→ DIRECTIONS
Find each line with the word "речи" in it, then give the total alone.

_ _ _ _ _ _ _

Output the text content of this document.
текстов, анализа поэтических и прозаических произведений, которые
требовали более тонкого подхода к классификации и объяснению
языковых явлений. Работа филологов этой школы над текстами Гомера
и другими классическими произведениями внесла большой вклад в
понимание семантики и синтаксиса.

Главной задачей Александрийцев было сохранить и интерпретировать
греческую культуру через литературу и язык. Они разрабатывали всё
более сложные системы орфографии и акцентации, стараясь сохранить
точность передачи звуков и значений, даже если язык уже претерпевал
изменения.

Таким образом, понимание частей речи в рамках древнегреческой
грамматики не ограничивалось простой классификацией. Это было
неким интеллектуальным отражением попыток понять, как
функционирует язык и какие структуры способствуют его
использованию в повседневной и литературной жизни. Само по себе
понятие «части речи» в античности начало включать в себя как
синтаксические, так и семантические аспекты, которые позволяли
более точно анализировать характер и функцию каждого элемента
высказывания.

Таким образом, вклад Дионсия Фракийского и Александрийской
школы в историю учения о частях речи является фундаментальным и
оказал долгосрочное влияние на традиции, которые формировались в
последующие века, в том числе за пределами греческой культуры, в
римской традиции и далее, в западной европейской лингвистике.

_ _ _ _ _ _ _

→ RESULT OF THE EXERCISE
3